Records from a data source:
════════════════

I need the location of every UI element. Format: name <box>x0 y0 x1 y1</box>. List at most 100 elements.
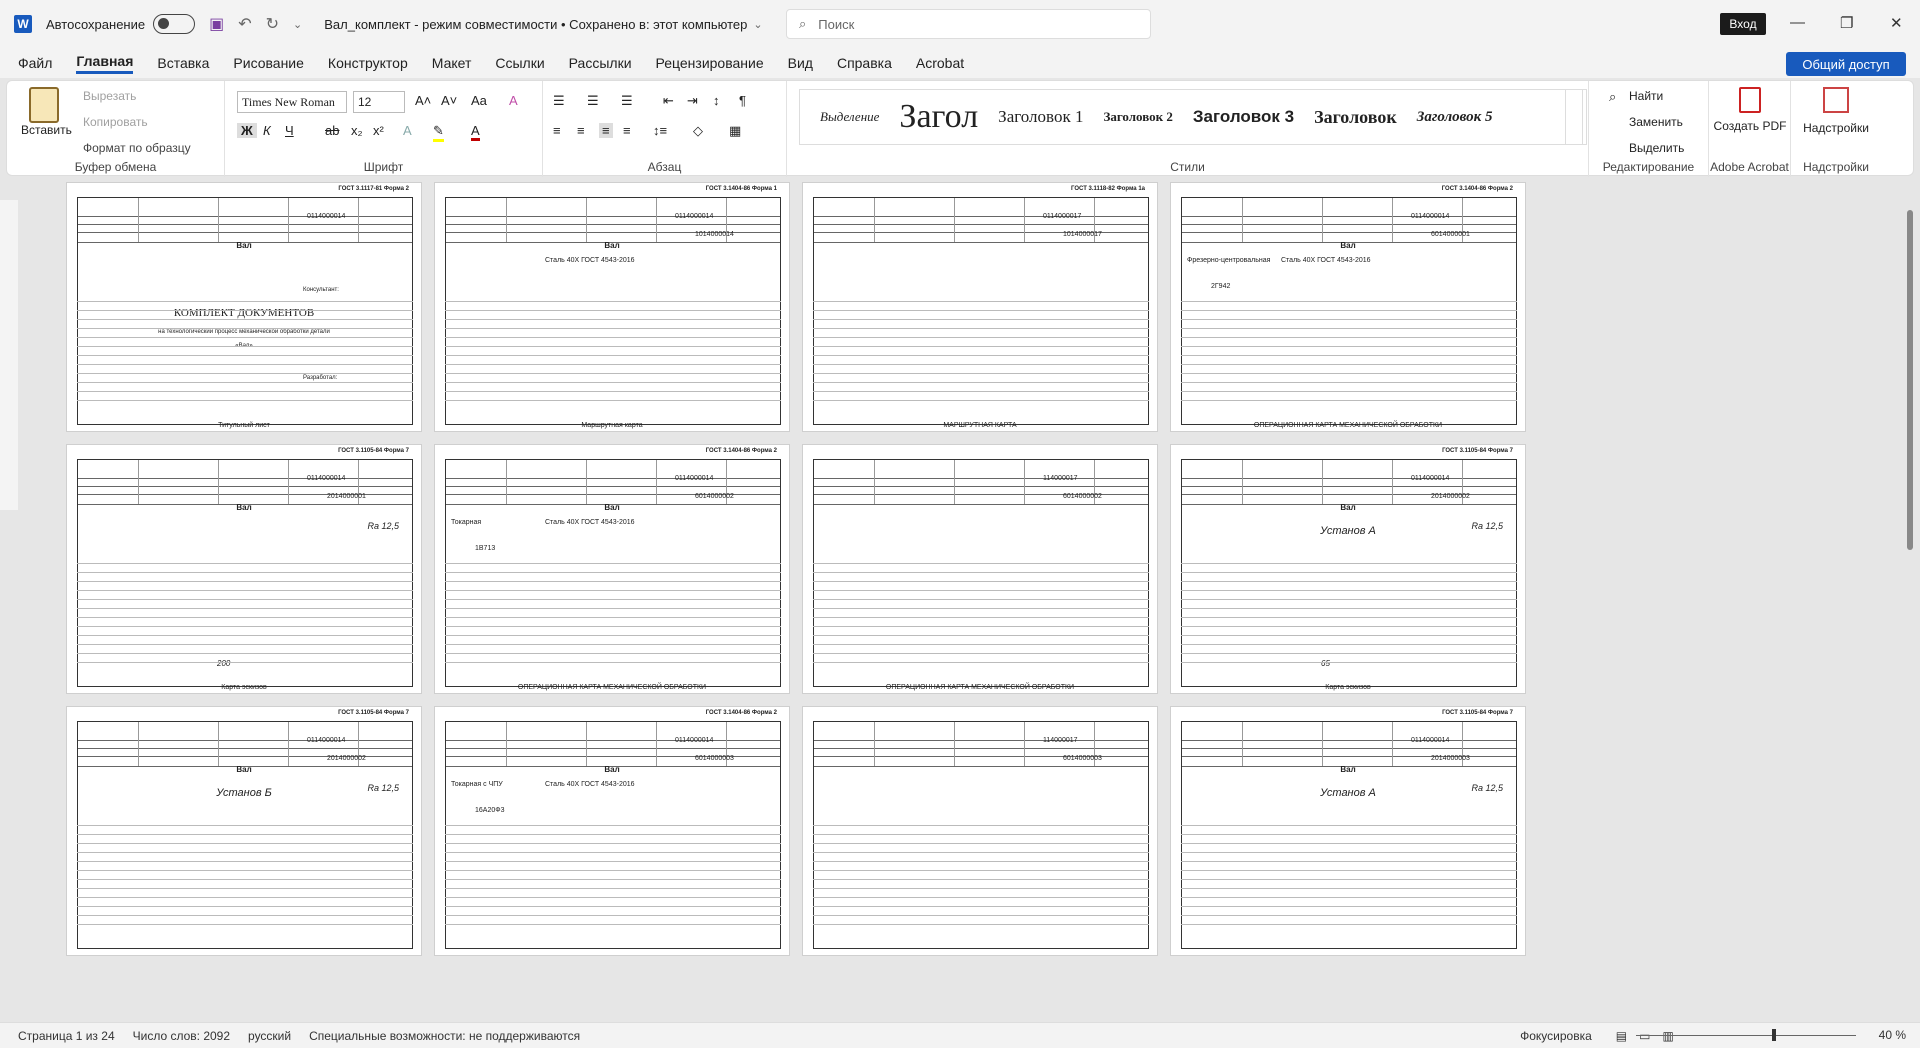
document-page[interactable]: ГОСТ 3.1118-82 Форма 1а 0114000017 1014000… <box>802 182 1158 432</box>
zoom-level[interactable]: 40 % <box>1879 1028 1906 1042</box>
font-size-select[interactable]: 12 <box>353 91 405 113</box>
font-color-icon[interactable]: A <box>471 123 480 141</box>
increase-indent-icon[interactable]: ⇥ <box>687 93 698 109</box>
vertical-scrollbar[interactable] <box>1904 200 1916 1024</box>
create-pdf-button[interactable]: Создать PDF <box>1713 119 1787 133</box>
document-page[interactable]: ГОСТ 3.1105-84 Форма 7 0114000014 20140000… <box>1170 444 1526 694</box>
redo-icon[interactable]: ↻ <box>266 14 279 34</box>
word-count[interactable]: Число слов: 2092 <box>133 1029 230 1043</box>
search-box[interactable]: ⌕ Поиск <box>786 9 1151 39</box>
addins-icon[interactable] <box>1823 87 1849 113</box>
select-button[interactable]: Выделить <box>1629 141 1684 155</box>
document-page[interactable]: ГОСТ 3.1404-86 Форма 2 0114000014 60140000… <box>1170 182 1526 432</box>
style-heading1[interactable]: Заголовок 1 <box>998 107 1083 127</box>
clear-formatting-icon[interactable]: A <box>509 93 518 108</box>
tab-layout[interactable]: Макет <box>432 55 472 71</box>
tab-help[interactable]: Справка <box>837 55 892 71</box>
align-center-icon[interactable]: ≡ <box>577 123 585 138</box>
justify-icon[interactable]: ≡ <box>623 123 631 138</box>
document-canvas[interactable]: ГОСТ 3.1117-81 Форма 2 0114000014 Вал КОМПЛ… <box>22 182 1908 1024</box>
line-spacing-icon[interactable]: ↕≡ <box>653 123 667 138</box>
scrollbar-thumb[interactable] <box>1907 210 1913 550</box>
title-chevron-icon[interactable]: ⌄ <box>753 18 762 31</box>
cut-button[interactable]: Вырезать <box>83 89 136 103</box>
shrink-font-icon[interactable]: A˅ <box>441 93 457 108</box>
page-count[interactable]: Страница 1 из 24 <box>18 1029 115 1043</box>
underline-icon[interactable]: Ч <box>285 123 294 138</box>
style-title[interactable]: Загол <box>899 98 978 136</box>
addins-button[interactable]: Надстройки <box>1791 121 1881 135</box>
numbering-icon[interactable]: ☰ <box>587 93 599 109</box>
styles-more-icon[interactable] <box>1565 89 1583 145</box>
grow-font-icon[interactable]: A˄ <box>415 93 431 108</box>
font-family-select[interactable]: Times New Roman <box>237 91 347 113</box>
login-button[interactable]: Вход <box>1720 13 1766 35</box>
language[interactable]: русский <box>248 1029 291 1043</box>
document-title[interactable]: Вал_комплект - режим совместимости • Сох… <box>324 17 747 32</box>
format-painter-button[interactable]: Формат по образцу <box>83 141 191 155</box>
restore-icon[interactable]: ❐ <box>1840 14 1853 32</box>
document-page[interactable]: ГОСТ 3.1105-84 Форма 7 0114000014 20140000… <box>66 706 422 956</box>
focus-mode[interactable]: Фокусировка <box>1520 1029 1592 1043</box>
autosave-toggle[interactable] <box>153 14 196 34</box>
save-icon[interactable]: ▣ <box>209 14 224 34</box>
create-pdf-icon[interactable] <box>1739 87 1761 113</box>
document-page[interactable]: ГОСТ 3.1105-84 Форма 7 0114000014 20140000… <box>66 444 422 694</box>
bullets-icon[interactable]: ☰ <box>553 93 565 109</box>
align-left-icon[interactable]: ≡ <box>553 123 561 138</box>
highlight-icon[interactable]: ✎ <box>433 123 444 142</box>
shading-icon[interactable]: ◇ <box>693 123 703 139</box>
style-heading5[interactable]: Заголовок 5 <box>1417 109 1493 126</box>
show-marks-icon[interactable]: ¶ <box>739 93 746 108</box>
tab-design[interactable]: Конструктор <box>328 55 408 71</box>
tab-references[interactable]: Ссылки <box>495 55 544 71</box>
style-heading[interactable]: Заголовок <box>1314 107 1397 128</box>
paste-icon[interactable] <box>29 87 59 123</box>
copy-button[interactable]: Копировать <box>83 115 148 129</box>
read-mode-icon[interactable]: ▤ <box>1616 1029 1627 1043</box>
styles-gallery[interactable]: Выделение Загол Заголовок 1 Заголовок 2 … <box>799 89 1587 145</box>
decrease-indent-icon[interactable]: ⇤ <box>663 93 674 109</box>
tab-mailings[interactable]: Рассылки <box>569 55 632 71</box>
bold-icon[interactable]: Ж <box>237 123 257 138</box>
italic-icon[interactable]: К <box>263 123 271 138</box>
sort-icon[interactable]: ↕ <box>713 93 720 108</box>
multilevel-list-icon[interactable]: ☰ <box>621 93 633 109</box>
superscript-icon[interactable]: x² <box>373 123 384 138</box>
tab-insert[interactable]: Вставка <box>157 55 209 71</box>
replace-button[interactable]: Заменить <box>1629 115 1683 129</box>
document-page[interactable]: ГОСТ 3.1117-81 Форма 2 0114000014 Вал КОМПЛ… <box>66 182 422 432</box>
page-caption: МАРШРУТНАЯ КАРТА <box>943 422 1017 429</box>
tab-review[interactable]: Рецензирование <box>656 55 764 71</box>
share-button[interactable]: Общий доступ <box>1786 52 1906 76</box>
close-icon[interactable]: ✕ <box>1890 14 1903 32</box>
undo-icon[interactable]: ↶ <box>238 14 251 34</box>
style-heading3[interactable]: Заголовок 3 <box>1193 107 1294 127</box>
style-heading2[interactable]: Заголовок 2 <box>1103 109 1172 125</box>
zoom-slider-knob[interactable] <box>1772 1029 1776 1041</box>
tab-file[interactable]: Файл <box>18 55 52 71</box>
minimize-icon[interactable]: — <box>1790 14 1805 31</box>
change-case-icon[interactable]: Aa <box>471 93 487 108</box>
tab-view[interactable]: Вид <box>788 55 813 71</box>
zoom-slider[interactable] <box>1636 1035 1856 1036</box>
subscript-icon[interactable]: x₂ <box>351 123 363 138</box>
align-right-icon[interactable]: ≡ <box>599 123 613 138</box>
document-page[interactable]: ГОСТ 3.1105-84 Форма 7 0114000014 20140000… <box>1170 706 1526 956</box>
document-page[interactable]: ГОСТ 3.1404-86 Форма 2 0114000014 60140000… <box>434 706 790 956</box>
text-effects-icon[interactable]: A <box>403 123 412 138</box>
strikethrough-icon[interactable]: ab <box>325 123 339 138</box>
paste-button[interactable]: Вставить <box>21 123 72 137</box>
document-page[interactable]: ГОСТ 3.1404-86 Форма 2 0114000014 60140000… <box>434 444 790 694</box>
document-page[interactable]: 114000017 6014000002 ОПЕРАЦИОННАЯ КАРТА МЕ… <box>802 444 1158 694</box>
style-emphasis[interactable]: Выделение <box>820 109 879 125</box>
tab-acrobat[interactable]: Acrobat <box>916 55 964 71</box>
borders-icon[interactable]: ▦ <box>729 123 741 139</box>
find-button[interactable]: Найти <box>1629 89 1663 103</box>
tab-home[interactable]: Главная <box>76 53 134 74</box>
accessibility-status[interactable]: Специальные возможности: не поддерживают… <box>309 1029 580 1043</box>
document-page[interactable]: ГОСТ 3.1404-86 Форма 1 0114000014 10140000… <box>434 182 790 432</box>
tab-draw[interactable]: Рисование <box>233 55 304 71</box>
customize-qat-icon[interactable]: ⌄ <box>293 18 302 31</box>
document-page[interactable]: 114000017 6014000003 <box>802 706 1158 956</box>
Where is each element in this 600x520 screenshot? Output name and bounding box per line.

════════════════

* The request
Write out all the material again, swapping every "document-page" for "doc-page" and changing nothing else. Omit the pictures.

* Task answer
I need the location of every UI element. Format: name <box>x0 y0 x1 y1</box>. List at most 100 elements.
doc-page[interactable]: ГОСТ 3.1118-82 Форма 1а 0114000017 1014000… <box>802 182 1158 432</box>
zoom-level[interactable]: 40 % <box>1879 1028 1906 1042</box>
font-size-select[interactable]: 12 <box>353 91 405 113</box>
font-color-icon[interactable]: A <box>471 123 480 141</box>
increase-indent-icon[interactable]: ⇥ <box>687 93 698 109</box>
vertical-scrollbar[interactable] <box>1904 200 1916 1024</box>
create-pdf-button[interactable]: Создать PDF <box>1713 119 1787 133</box>
doc-page[interactable]: ГОСТ 3.1105-84 Форма 7 0114000014 20140000… <box>1170 444 1526 694</box>
redo-icon[interactable]: ↻ <box>266 14 279 34</box>
word-count[interactable]: Число слов: 2092 <box>133 1029 230 1043</box>
search-box[interactable]: ⌕ Поиск <box>786 9 1151 39</box>
addins-icon[interactable] <box>1823 87 1849 113</box>
select-button[interactable]: Выделить <box>1629 141 1684 155</box>
doc-page[interactable]: ГОСТ 3.1404-86 Форма 2 0114000014 60140000… <box>1170 182 1526 432</box>
style-heading1[interactable]: Заголовок 1 <box>998 107 1083 127</box>
clear-formatting-icon[interactable]: A <box>509 93 518 108</box>
tab-layout[interactable]: Макет <box>432 55 472 71</box>
tab-help[interactable]: Справка <box>837 55 892 71</box>
align-center-icon[interactable]: ≡ <box>577 123 585 138</box>
justify-icon[interactable]: ≡ <box>623 123 631 138</box>
document-canvas[interactable]: ГОСТ 3.1117-81 Форма 2 0114000014 Вал КОМПЛ… <box>22 182 1908 1024</box>
line-spacing-icon[interactable]: ↕≡ <box>653 123 667 138</box>
scrollbar-thumb[interactable] <box>1907 210 1913 550</box>
title-chevron-icon[interactable]: ⌄ <box>753 18 762 31</box>
cut-button[interactable]: Вырезать <box>83 89 136 103</box>
shrink-font-icon[interactable]: A˅ <box>441 93 457 108</box>
page-count[interactable]: Страница 1 из 24 <box>18 1029 115 1043</box>
underline-icon[interactable]: Ч <box>285 123 294 138</box>
style-title[interactable]: Загол <box>899 98 978 136</box>
addins-button[interactable]: Надстройки <box>1791 121 1881 135</box>
numbering-icon[interactable]: ☰ <box>587 93 599 109</box>
styles-more-icon[interactable] <box>1565 89 1583 145</box>
grow-font-icon[interactable]: A˄ <box>415 93 431 108</box>
font-family-select[interactable]: Times New Roman <box>237 91 347 113</box>
login-button[interactable]: Вход <box>1720 13 1766 35</box>
language[interactable]: русский <box>248 1029 291 1043</box>
document-title[interactable]: Вал_комплект - режим совместимости • Сох… <box>324 17 747 32</box>
format-painter-button[interactable]: Формат по образцу <box>83 141 191 155</box>
restore-icon[interactable]: ❐ <box>1840 14 1853 32</box>
doc-page[interactable]: ГОСТ 3.1105-84 Форма 7 0114000014 20140000… <box>66 706 422 956</box>
focus-mode[interactable]: Фокусировка <box>1520 1029 1592 1043</box>
autosave-toggle[interactable] <box>153 14 196 34</box>
save-icon[interactable]: ▣ <box>209 14 224 34</box>
create-pdf-icon[interactable] <box>1739 87 1761 113</box>
doc-page[interactable]: ГОСТ 3.1105-84 Форма 7 0114000014 20140000… <box>66 444 422 694</box>
bullets-icon[interactable]: ☰ <box>553 93 565 109</box>
align-left-icon[interactable]: ≡ <box>553 123 561 138</box>
highlight-icon[interactable]: ✎ <box>433 123 444 142</box>
shading-icon[interactable]: ◇ <box>693 123 703 139</box>
style-heading5[interactable]: Заголовок 5 <box>1417 109 1493 126</box>
show-marks-icon[interactable]: ¶ <box>739 93 746 108</box>
tab-design[interactable]: Конструктор <box>328 55 408 71</box>
tab-references[interactable]: Ссылки <box>495 55 544 71</box>
style-heading[interactable]: Заголовок <box>1314 107 1397 128</box>
paste-icon[interactable] <box>29 87 59 123</box>
copy-button[interactable]: Копировать <box>83 115 148 129</box>
read-mode-icon[interactable]: ▤ <box>1616 1029 1627 1043</box>
styles-gallery[interactable]: Выделение Загол Заголовок 1 Заголовок 2 … <box>799 89 1587 145</box>
decrease-indent-icon[interactable]: ⇤ <box>663 93 674 109</box>
tab-mailings[interactable]: Рассылки <box>569 55 632 71</box>
bold-icon[interactable]: Ж <box>237 123 257 138</box>
italic-icon[interactable]: К <box>263 123 271 138</box>
sort-icon[interactable]: ↕ <box>713 93 720 108</box>
multilevel-list-icon[interactable]: ☰ <box>621 93 633 109</box>
superscript-icon[interactable]: x² <box>373 123 384 138</box>
tab-insert[interactable]: Вставка <box>157 55 209 71</box>
replace-button[interactable]: Заменить <box>1629 115 1683 129</box>
doc-page[interactable]: ГОСТ 3.1117-81 Форма 2 0114000014 Вал КОМПЛ… <box>66 182 422 432</box>
page-caption: МАРШРУТНАЯ КАРТА <box>943 422 1017 429</box>
tab-review[interactable]: Рецензирование <box>656 55 764 71</box>
share-button[interactable]: Общий доступ <box>1786 52 1906 76</box>
close-icon[interactable]: ✕ <box>1890 14 1903 32</box>
undo-icon[interactable]: ↶ <box>238 14 251 34</box>
style-heading3[interactable]: Заголовок 3 <box>1193 107 1294 127</box>
style-heading2[interactable]: Заголовок 2 <box>1103 109 1172 125</box>
zoom-slider-knob[interactable] <box>1772 1029 1776 1041</box>
tab-file[interactable]: Файл <box>18 55 52 71</box>
minimize-icon[interactable]: — <box>1790 14 1805 31</box>
change-case-icon[interactable]: Aa <box>471 93 487 108</box>
tab-view[interactable]: Вид <box>788 55 813 71</box>
zoom-slider[interactable] <box>1636 1035 1856 1036</box>
subscript-icon[interactable]: x₂ <box>351 123 363 138</box>
align-right-icon[interactable]: ≡ <box>599 123 613 138</box>
doc-page[interactable]: ГОСТ 3.1105-84 Форма 7 0114000014 20140000… <box>1170 706 1526 956</box>
doc-page[interactable]: ГОСТ 3.1404-86 Форма 2 0114000014 60140000… <box>434 706 790 956</box>
text-effects-icon[interactable]: A <box>403 123 412 138</box>
strikethrough-icon[interactable]: ab <box>325 123 339 138</box>
paste-button[interactable]: Вставить <box>21 123 72 137</box>
doc-page[interactable]: ГОСТ 3.1404-86 Форма 2 0114000014 60140000… <box>434 444 790 694</box>
doc-page[interactable]: 114000017 6014000002 ОПЕРАЦИОННАЯ КАРТА МЕ… <box>802 444 1158 694</box>
style-emphasis[interactable]: Выделение <box>820 109 879 125</box>
tab-acrobat[interactable]: Acrobat <box>916 55 964 71</box>
borders-icon[interactable]: ▦ <box>729 123 741 139</box>
find-button[interactable]: Найти <box>1629 89 1663 103</box>
tab-home[interactable]: Главная <box>76 53 134 74</box>
accessibility-status[interactable]: Специальные возможности: не поддерживают… <box>309 1029 580 1043</box>
doc-page[interactable]: ГОСТ 3.1404-86 Форма 1 0114000014 10140000… <box>434 182 790 432</box>
tab-draw[interactable]: Рисование <box>233 55 304 71</box>
customize-qat-icon[interactable]: ⌄ <box>293 18 302 31</box>
doc-page[interactable]: 114000017 6014000003 <box>802 706 1158 956</box>
Where is each element in this 600x520 screenshot? Output name and bounding box per line.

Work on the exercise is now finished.